**Material provided**
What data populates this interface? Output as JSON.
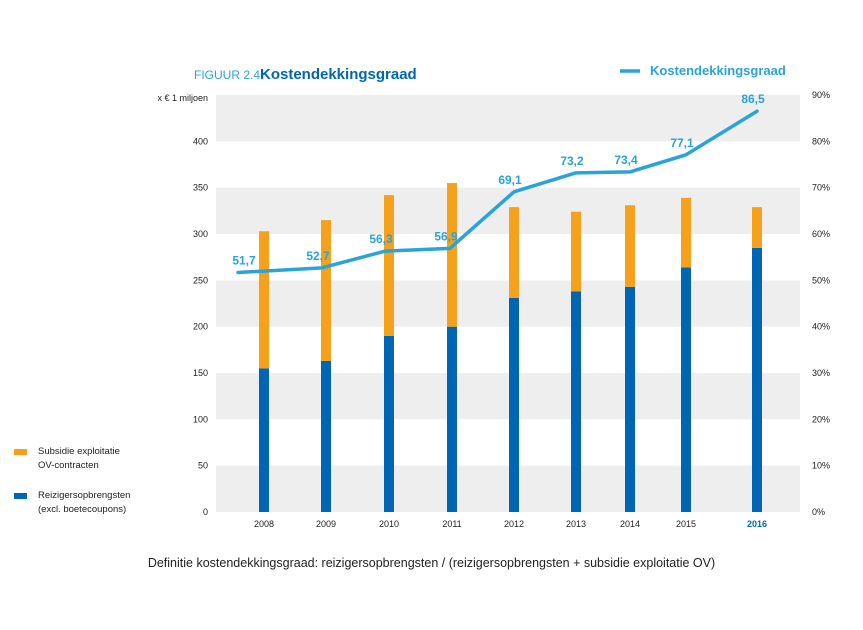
{
  "figure": {
    "number": "FIGUUR 2.4",
    "title": "Kostendekkingsgraad"
  },
  "legend": {
    "line_label": "Kostendekkingsgraad",
    "subsidie_line1": "Subsidie exploitatie",
    "subsidie_line2": "OV-contracten",
    "reiziger_line1": "Reizigersopbrengsten",
    "reiziger_line2": "(excl. boetecoupons)"
  },
  "definition": "Definitie kostendekkingsgraad: reizigersopbrengsten / (reizigersopbrengsten + subsidie exploitatie OV)",
  "chart_data": {
    "type": "bar",
    "stacked": true,
    "ylabel": "x € 1 miljoen",
    "categories": [
      "2008",
      "2009",
      "2010",
      "2011",
      "2012",
      "2013",
      "2014",
      "2015",
      "2016"
    ],
    "highlight_category": "2016",
    "ylim": [
      0,
      450
    ],
    "yticks": [
      0,
      50,
      100,
      150,
      200,
      250,
      300,
      350,
      400
    ],
    "y2lim": [
      0,
      90
    ],
    "y2ticks": [
      "0%",
      "10%",
      "20%",
      "30%",
      "40%",
      "50%",
      "60%",
      "70%",
      "80%",
      "90%"
    ],
    "series": [
      {
        "name": "Reizigersopbrengsten",
        "color": "#0066b3",
        "values": [
          155,
          163,
          190,
          200,
          231,
          238,
          243,
          264,
          285
        ]
      },
      {
        "name": "Subsidie exploitatie",
        "color": "#f5a11c",
        "values": [
          148,
          152,
          152,
          155,
          98,
          86,
          88,
          75,
          44
        ]
      }
    ],
    "line": {
      "name": "Kostendekkingsgraad",
      "color": "#2aa3d9",
      "axis": "right",
      "values": [
        51.7,
        52.7,
        56.3,
        56.9,
        69.1,
        73.2,
        73.4,
        77.1,
        86.5
      ],
      "labels": [
        "51,7",
        "52,7",
        "56,3",
        "56,9",
        "69,1",
        "73,2",
        "73,4",
        "77,1",
        "86,5"
      ]
    },
    "grid": "alternating-bands"
  },
  "colors": {
    "band": "#eeeeee",
    "title": "#0066b3",
    "figure_number": "#2aa3d9",
    "text": "#222222"
  }
}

**Task to carry out**
Tally the lines of the listing that include "title". Reply with nothing but the count.

**Reply**
2